GIVEN EXERCISE -> In the material below, switch every "velocity-handle" to "velocity-knob" and write out the lines again with nothing else changed. Begin at the line that has "Identify all the", stop after the line that has "velocity-handle[interactable] [986, 620, 992, 626]", and leave out the picture.

SUPPLIED INFORMATION ->
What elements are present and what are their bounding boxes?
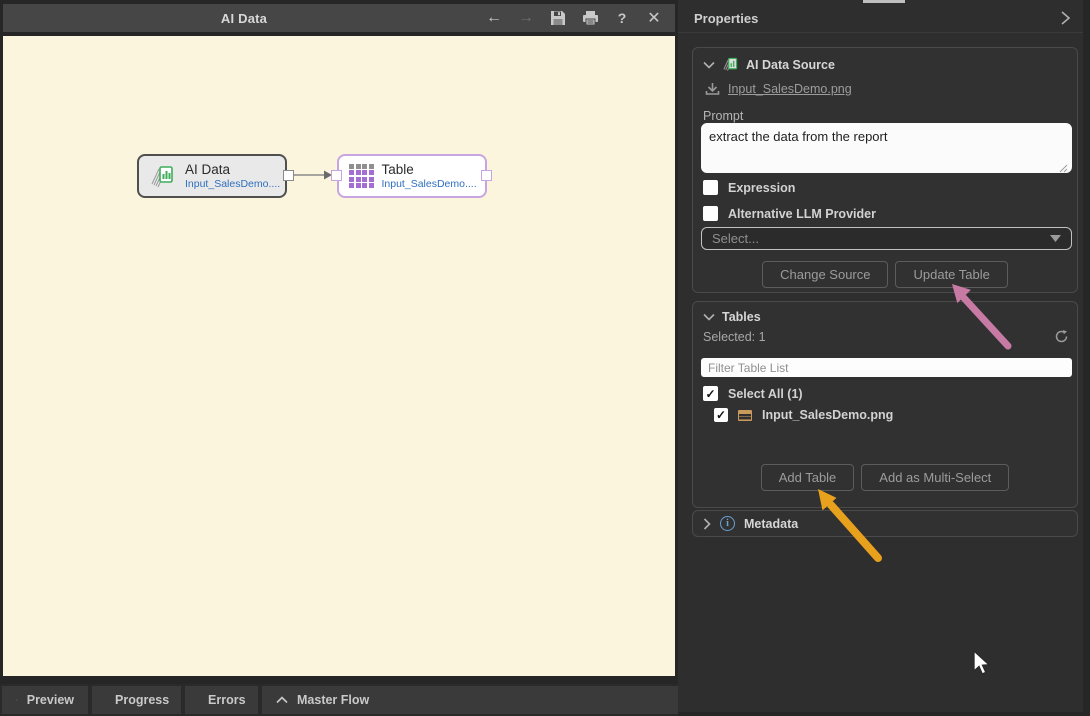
==
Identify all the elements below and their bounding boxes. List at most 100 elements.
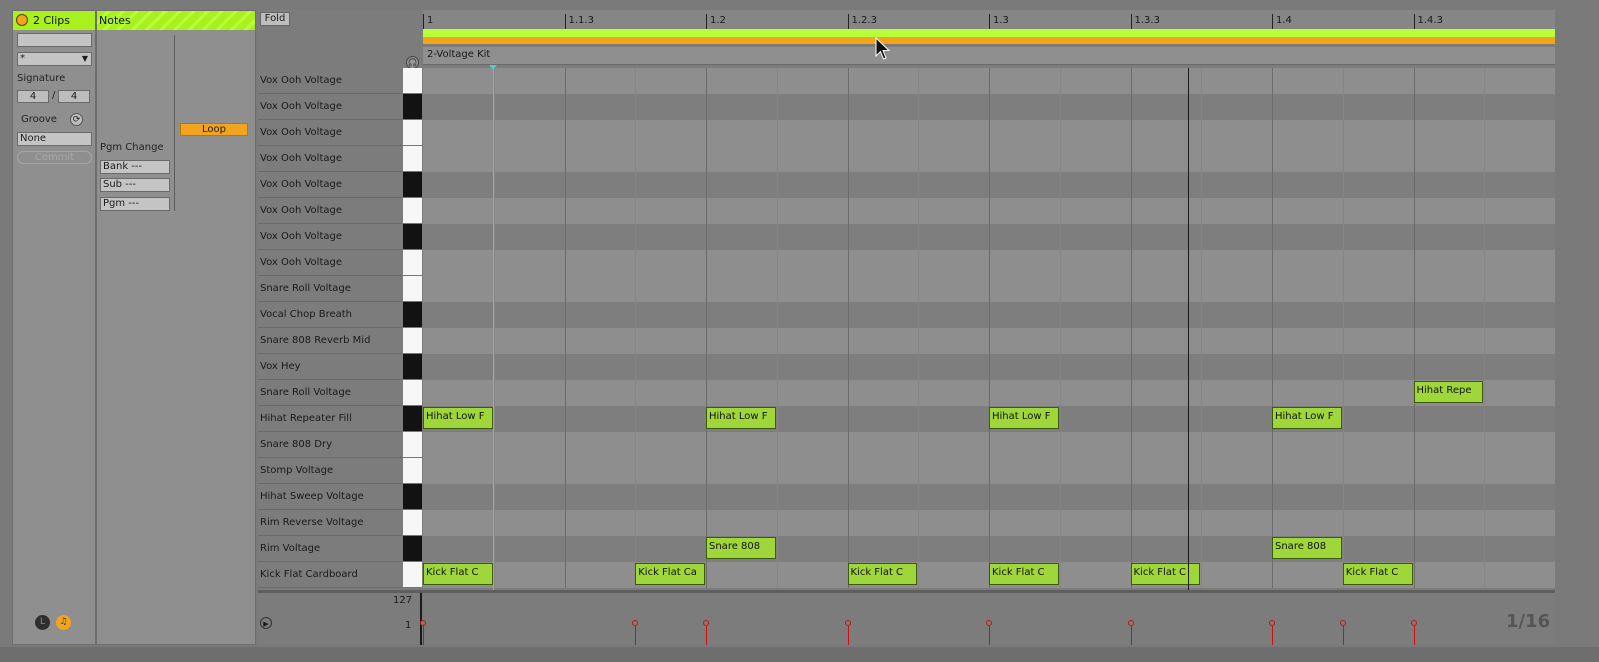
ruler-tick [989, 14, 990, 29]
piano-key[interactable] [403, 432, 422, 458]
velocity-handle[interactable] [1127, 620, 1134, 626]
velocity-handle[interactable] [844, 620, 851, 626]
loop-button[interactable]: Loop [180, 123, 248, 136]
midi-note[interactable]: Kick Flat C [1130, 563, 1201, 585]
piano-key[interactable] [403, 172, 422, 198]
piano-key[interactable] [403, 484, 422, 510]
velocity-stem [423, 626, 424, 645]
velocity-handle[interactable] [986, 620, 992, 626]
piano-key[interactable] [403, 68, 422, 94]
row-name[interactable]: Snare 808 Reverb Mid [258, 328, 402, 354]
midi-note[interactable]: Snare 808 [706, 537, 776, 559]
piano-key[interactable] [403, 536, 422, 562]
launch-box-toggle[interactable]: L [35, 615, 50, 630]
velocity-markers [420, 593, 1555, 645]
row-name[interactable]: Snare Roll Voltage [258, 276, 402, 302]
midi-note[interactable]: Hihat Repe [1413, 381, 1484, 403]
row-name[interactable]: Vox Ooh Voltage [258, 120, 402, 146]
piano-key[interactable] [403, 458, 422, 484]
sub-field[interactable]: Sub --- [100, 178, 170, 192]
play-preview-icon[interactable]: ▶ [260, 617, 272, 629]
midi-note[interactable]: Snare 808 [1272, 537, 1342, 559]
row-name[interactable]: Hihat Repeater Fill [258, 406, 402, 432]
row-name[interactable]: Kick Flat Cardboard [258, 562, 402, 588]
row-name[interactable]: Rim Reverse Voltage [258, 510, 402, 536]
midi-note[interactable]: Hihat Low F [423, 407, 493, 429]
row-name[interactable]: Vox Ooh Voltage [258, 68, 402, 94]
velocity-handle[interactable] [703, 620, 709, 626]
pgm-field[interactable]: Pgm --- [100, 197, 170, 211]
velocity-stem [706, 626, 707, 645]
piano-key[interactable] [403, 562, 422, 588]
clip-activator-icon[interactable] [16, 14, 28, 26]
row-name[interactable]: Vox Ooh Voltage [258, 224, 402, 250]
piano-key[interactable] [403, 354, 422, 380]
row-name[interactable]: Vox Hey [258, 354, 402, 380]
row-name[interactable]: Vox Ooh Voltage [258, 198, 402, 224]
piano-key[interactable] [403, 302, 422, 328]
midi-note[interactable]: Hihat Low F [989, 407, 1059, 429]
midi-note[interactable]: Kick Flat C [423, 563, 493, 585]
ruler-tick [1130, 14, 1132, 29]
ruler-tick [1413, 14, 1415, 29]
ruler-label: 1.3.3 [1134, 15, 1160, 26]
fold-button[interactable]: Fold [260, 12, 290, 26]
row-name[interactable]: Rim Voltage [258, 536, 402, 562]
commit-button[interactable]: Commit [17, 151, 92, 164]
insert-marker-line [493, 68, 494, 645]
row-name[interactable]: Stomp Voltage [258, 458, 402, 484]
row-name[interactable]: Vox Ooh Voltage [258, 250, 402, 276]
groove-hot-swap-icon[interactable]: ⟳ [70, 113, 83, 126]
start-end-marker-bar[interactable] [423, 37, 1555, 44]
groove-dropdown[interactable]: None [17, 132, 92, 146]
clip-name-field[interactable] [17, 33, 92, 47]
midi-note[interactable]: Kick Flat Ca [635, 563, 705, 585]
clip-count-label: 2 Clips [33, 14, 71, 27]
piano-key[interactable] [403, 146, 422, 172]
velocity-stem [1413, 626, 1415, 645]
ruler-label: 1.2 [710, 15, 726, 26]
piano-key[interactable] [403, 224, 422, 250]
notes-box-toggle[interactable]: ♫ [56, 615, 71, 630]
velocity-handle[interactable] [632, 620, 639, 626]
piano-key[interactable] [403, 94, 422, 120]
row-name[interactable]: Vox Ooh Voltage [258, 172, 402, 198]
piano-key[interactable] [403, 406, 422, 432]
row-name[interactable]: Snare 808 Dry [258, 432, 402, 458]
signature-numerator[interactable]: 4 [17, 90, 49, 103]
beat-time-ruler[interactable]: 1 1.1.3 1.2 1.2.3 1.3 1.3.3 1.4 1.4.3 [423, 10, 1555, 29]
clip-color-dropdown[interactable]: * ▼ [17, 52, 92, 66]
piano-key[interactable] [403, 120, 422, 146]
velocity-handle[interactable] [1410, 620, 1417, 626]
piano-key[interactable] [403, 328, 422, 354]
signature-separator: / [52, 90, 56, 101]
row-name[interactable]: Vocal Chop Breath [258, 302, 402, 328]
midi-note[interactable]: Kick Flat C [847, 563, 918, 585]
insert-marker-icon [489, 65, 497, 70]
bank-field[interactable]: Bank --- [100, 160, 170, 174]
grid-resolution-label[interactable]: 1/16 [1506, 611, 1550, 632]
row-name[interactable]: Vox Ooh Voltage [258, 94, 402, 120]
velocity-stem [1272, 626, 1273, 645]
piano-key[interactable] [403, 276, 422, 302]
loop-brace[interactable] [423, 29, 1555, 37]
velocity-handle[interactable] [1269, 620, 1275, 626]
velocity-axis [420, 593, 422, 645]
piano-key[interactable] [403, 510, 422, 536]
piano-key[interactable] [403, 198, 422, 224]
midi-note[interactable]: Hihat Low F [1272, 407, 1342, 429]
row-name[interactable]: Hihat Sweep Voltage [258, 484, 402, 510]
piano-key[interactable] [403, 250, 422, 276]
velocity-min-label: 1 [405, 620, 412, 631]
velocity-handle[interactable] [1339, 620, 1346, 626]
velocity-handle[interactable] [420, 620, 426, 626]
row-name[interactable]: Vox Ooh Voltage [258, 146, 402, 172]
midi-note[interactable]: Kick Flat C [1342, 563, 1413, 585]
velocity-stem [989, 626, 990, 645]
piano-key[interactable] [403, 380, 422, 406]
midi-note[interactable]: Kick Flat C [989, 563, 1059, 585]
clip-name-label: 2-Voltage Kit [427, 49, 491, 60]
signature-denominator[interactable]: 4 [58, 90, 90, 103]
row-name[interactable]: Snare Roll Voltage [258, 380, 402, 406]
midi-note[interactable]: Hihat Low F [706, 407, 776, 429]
--
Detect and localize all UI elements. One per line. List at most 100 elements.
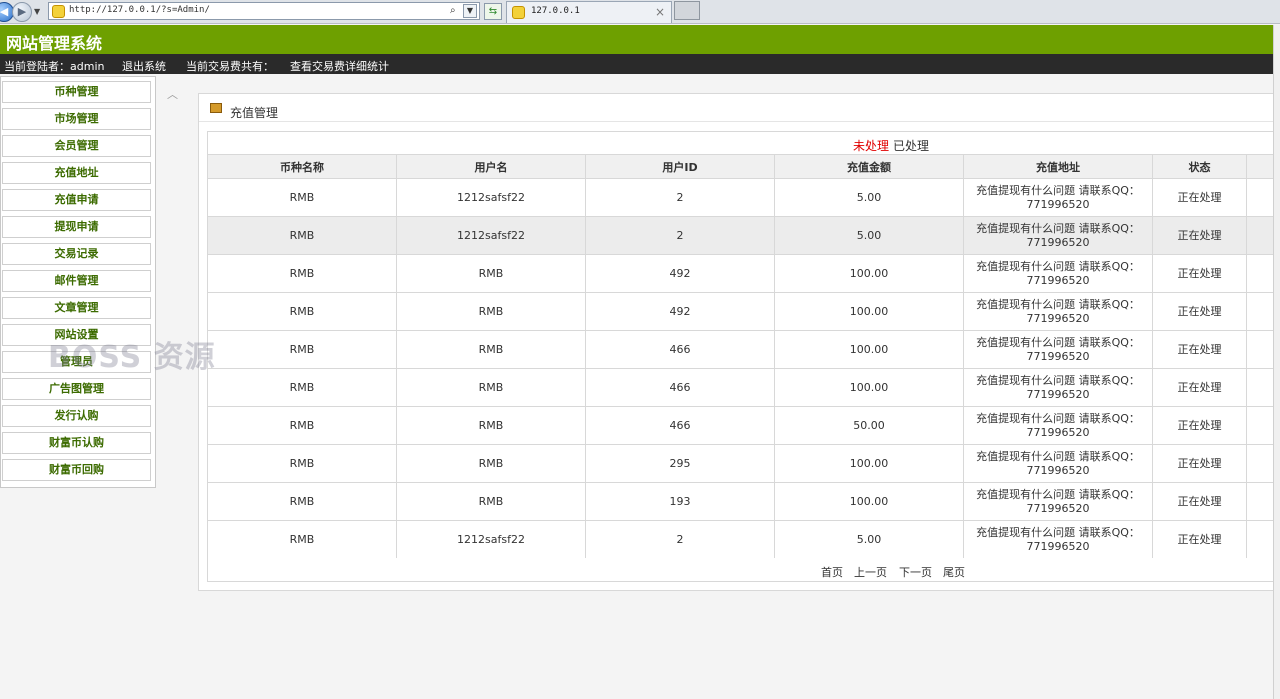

OUTPUT ->
Identify all the elements below and their bounding boxes. List at most 100 elements.
ruler-tick [989, 14, 990, 29]
piano-key[interactable] [403, 432, 422, 458]
velocity-knob[interactable] [1127, 620, 1134, 626]
velocity-knob[interactable] [844, 620, 851, 626]
loop-button[interactable]: Loop [180, 123, 248, 136]
midi-note[interactable]: Kick Flat C [1130, 563, 1201, 585]
piano-key[interactable] [403, 172, 422, 198]
piano-key[interactable] [403, 484, 422, 510]
velocity-stem [423, 626, 424, 645]
velocity-knob[interactable] [986, 620, 992, 626]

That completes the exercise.